→ Written problem:
Tally the lines in the listing below that include "name". Answer with the count and nothing more.

## start

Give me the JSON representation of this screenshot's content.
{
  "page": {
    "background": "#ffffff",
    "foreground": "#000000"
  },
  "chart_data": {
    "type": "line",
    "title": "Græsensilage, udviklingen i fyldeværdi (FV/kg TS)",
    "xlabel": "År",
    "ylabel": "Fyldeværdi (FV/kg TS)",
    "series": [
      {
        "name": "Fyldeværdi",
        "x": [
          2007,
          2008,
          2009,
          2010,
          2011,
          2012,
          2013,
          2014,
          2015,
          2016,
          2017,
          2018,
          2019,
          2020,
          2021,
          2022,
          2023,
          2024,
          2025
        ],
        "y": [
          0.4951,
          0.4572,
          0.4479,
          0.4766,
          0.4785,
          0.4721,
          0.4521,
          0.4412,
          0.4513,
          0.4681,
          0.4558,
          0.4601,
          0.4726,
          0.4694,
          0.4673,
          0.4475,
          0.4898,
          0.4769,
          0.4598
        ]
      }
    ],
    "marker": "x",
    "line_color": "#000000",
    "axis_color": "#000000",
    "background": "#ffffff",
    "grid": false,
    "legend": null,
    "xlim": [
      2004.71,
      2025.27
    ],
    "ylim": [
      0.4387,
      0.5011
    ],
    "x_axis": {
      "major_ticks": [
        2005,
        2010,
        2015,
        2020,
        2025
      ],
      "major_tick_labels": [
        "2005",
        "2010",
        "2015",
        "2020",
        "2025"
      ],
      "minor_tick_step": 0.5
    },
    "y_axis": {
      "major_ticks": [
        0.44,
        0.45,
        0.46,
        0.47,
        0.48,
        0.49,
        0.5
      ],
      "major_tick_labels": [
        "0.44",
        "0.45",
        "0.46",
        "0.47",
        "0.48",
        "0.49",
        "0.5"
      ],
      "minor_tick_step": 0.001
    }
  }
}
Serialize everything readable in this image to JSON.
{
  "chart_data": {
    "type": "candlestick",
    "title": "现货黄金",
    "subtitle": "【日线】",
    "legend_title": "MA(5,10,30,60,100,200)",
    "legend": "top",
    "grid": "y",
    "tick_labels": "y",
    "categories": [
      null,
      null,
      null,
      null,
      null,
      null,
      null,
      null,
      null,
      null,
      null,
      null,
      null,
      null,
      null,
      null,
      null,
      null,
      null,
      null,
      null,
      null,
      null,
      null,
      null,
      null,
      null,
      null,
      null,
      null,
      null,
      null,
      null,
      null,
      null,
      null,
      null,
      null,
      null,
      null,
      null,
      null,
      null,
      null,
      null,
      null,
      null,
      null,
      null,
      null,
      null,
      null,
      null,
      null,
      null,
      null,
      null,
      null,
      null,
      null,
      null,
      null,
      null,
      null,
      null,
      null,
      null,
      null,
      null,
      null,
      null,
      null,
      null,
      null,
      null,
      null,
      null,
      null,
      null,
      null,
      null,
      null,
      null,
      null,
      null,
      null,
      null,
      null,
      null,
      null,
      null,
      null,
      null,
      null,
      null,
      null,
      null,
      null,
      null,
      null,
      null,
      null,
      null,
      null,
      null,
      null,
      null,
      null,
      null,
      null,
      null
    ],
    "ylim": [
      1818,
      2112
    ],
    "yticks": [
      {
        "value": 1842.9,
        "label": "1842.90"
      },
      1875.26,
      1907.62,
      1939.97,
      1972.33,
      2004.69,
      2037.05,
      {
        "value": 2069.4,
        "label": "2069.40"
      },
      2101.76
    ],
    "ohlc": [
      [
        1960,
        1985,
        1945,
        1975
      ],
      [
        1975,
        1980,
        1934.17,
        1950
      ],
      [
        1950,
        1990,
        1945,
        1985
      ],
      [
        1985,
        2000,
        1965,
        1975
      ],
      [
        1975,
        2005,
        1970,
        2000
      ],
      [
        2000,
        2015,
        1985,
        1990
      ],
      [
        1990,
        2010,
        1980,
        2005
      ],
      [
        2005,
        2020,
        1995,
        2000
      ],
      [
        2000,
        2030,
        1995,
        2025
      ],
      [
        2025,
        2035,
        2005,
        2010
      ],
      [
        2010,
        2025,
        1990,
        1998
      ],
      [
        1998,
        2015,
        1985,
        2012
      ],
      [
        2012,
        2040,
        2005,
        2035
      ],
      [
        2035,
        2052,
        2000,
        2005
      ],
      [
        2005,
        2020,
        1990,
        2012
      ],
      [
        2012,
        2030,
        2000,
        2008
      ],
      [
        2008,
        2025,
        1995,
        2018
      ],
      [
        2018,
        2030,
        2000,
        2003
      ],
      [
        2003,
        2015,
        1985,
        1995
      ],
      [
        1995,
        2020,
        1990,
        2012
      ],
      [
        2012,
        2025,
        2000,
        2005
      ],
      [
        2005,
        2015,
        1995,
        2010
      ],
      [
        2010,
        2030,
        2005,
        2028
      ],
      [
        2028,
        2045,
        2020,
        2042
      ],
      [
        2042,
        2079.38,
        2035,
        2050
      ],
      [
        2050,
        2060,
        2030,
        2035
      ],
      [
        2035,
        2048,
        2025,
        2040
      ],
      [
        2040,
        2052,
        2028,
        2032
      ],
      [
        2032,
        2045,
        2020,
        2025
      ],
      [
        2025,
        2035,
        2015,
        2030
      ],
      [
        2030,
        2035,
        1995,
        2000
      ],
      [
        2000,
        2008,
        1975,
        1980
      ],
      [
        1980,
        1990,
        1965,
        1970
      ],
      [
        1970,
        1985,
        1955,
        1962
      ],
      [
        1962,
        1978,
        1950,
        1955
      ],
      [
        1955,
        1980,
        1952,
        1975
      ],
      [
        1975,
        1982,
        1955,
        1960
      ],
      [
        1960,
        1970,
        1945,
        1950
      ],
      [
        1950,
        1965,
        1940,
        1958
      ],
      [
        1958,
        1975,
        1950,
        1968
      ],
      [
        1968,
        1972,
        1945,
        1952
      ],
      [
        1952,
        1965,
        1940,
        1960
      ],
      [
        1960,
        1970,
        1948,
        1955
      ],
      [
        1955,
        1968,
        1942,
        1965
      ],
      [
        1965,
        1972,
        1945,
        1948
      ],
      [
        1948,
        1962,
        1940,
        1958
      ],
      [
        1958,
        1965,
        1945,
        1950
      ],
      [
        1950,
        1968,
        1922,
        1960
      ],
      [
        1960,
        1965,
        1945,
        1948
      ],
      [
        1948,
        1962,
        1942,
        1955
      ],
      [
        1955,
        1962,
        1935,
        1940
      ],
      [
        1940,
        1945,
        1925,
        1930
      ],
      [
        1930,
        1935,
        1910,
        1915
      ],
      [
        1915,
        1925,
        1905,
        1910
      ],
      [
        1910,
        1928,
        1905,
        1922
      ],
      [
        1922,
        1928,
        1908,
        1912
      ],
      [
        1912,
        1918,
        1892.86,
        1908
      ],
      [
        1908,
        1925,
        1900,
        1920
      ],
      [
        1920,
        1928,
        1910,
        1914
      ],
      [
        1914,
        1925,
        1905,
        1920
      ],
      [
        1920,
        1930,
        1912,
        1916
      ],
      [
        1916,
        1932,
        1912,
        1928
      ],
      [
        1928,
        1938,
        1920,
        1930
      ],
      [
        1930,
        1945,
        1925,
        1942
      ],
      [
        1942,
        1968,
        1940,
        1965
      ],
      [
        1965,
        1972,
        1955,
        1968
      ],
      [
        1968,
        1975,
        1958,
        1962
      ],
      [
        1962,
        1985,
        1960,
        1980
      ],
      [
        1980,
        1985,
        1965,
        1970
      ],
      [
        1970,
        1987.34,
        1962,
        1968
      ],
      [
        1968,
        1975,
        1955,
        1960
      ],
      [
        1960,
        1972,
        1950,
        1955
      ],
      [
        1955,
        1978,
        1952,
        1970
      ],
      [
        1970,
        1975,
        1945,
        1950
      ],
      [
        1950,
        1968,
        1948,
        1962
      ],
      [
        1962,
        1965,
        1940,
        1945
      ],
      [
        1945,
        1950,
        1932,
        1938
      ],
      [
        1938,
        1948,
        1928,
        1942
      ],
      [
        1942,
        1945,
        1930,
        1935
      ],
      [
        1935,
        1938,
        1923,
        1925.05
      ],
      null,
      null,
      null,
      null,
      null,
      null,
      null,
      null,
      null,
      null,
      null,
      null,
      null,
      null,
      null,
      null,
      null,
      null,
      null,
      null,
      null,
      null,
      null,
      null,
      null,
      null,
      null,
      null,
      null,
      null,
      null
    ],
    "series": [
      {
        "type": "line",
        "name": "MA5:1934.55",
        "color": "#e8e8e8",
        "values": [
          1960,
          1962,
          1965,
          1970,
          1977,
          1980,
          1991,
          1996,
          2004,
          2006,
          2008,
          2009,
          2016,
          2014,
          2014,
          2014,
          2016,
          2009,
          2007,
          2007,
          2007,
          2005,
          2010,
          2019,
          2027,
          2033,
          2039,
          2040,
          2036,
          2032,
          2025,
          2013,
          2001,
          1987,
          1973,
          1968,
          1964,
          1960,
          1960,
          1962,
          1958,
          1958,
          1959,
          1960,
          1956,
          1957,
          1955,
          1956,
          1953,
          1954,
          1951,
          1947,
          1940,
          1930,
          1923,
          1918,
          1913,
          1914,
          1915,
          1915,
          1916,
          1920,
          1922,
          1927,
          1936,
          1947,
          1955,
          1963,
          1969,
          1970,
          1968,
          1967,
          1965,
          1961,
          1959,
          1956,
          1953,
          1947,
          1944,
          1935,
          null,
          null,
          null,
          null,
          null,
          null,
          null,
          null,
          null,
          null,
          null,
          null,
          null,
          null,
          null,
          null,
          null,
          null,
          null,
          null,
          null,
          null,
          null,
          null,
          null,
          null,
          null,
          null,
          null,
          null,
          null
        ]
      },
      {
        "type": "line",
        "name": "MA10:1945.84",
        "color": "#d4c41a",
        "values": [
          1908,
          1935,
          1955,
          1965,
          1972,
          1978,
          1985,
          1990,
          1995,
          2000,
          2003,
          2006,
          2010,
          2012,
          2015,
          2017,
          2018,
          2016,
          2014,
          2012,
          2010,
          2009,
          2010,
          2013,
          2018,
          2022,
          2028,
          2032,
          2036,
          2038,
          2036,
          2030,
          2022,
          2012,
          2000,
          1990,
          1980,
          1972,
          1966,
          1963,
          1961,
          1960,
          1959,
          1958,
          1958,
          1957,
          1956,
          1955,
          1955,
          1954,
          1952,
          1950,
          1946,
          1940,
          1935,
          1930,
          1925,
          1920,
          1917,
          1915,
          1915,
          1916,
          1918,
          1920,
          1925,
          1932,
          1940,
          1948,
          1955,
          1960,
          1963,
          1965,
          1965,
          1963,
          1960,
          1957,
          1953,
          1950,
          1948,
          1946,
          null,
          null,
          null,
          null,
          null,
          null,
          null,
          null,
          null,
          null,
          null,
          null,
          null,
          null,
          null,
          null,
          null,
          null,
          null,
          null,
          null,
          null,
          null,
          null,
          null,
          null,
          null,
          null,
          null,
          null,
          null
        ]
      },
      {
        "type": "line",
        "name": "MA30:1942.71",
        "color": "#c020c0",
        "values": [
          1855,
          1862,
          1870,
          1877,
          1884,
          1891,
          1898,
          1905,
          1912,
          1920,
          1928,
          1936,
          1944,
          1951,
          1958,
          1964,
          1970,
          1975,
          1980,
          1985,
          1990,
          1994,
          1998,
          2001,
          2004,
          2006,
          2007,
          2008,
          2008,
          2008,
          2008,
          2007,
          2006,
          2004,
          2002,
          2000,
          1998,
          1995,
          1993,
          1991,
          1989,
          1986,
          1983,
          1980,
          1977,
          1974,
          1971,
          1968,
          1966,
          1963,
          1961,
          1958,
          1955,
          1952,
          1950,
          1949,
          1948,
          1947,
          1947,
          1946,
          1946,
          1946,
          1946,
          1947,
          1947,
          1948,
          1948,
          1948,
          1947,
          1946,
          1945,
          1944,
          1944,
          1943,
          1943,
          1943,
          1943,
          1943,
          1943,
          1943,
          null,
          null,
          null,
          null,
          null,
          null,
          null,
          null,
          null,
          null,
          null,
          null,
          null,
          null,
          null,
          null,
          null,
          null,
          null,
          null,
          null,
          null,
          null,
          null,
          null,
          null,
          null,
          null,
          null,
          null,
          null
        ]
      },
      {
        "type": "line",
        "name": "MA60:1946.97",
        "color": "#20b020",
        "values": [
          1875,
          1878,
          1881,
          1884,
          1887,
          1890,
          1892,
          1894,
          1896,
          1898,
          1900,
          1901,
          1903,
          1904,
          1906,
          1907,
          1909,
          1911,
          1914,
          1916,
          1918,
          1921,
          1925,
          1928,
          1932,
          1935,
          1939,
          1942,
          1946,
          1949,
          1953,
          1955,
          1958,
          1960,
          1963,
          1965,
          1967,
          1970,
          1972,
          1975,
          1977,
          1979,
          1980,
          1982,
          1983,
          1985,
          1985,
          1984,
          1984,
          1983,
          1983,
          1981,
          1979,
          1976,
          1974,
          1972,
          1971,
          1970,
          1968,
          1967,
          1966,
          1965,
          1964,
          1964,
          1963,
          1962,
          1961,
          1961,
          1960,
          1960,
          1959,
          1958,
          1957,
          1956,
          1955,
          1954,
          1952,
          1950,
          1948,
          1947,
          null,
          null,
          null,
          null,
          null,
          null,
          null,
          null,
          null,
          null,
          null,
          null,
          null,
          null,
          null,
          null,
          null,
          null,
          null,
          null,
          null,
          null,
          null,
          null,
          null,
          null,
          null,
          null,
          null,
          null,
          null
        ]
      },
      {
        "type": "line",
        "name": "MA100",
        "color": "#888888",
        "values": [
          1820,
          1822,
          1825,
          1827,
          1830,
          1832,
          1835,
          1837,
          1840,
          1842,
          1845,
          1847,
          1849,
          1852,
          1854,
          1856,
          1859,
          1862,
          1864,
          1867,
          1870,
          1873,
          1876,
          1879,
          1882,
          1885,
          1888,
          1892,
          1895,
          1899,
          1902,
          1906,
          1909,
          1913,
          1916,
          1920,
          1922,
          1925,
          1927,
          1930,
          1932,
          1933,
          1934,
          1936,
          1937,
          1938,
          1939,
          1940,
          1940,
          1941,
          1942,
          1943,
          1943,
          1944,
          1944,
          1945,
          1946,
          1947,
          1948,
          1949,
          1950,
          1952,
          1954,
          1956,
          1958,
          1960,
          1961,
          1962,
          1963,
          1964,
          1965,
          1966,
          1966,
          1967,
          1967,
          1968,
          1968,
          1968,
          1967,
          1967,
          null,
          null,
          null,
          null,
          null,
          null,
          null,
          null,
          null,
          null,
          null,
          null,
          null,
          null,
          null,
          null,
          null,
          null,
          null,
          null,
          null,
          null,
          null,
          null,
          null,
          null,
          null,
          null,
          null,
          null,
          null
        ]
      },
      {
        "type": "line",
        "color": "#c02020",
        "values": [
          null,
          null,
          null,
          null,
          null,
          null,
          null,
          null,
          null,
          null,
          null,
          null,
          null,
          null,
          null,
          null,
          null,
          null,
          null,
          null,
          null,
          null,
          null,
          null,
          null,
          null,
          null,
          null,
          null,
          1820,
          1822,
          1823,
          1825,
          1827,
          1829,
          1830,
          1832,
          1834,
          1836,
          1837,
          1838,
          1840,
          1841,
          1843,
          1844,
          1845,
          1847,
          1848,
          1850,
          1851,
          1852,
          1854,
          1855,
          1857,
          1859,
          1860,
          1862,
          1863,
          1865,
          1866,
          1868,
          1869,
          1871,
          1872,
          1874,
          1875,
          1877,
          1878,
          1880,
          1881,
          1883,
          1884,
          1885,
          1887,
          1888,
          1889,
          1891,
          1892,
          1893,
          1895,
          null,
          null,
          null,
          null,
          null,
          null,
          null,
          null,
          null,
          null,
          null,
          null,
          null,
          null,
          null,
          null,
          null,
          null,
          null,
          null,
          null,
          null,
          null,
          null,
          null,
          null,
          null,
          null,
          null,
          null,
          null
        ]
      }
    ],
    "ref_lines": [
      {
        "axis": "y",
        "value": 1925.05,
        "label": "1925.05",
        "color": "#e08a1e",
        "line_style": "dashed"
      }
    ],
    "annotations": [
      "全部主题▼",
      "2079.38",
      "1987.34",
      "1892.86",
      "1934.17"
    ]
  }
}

## end

→ Solution to the problem:
6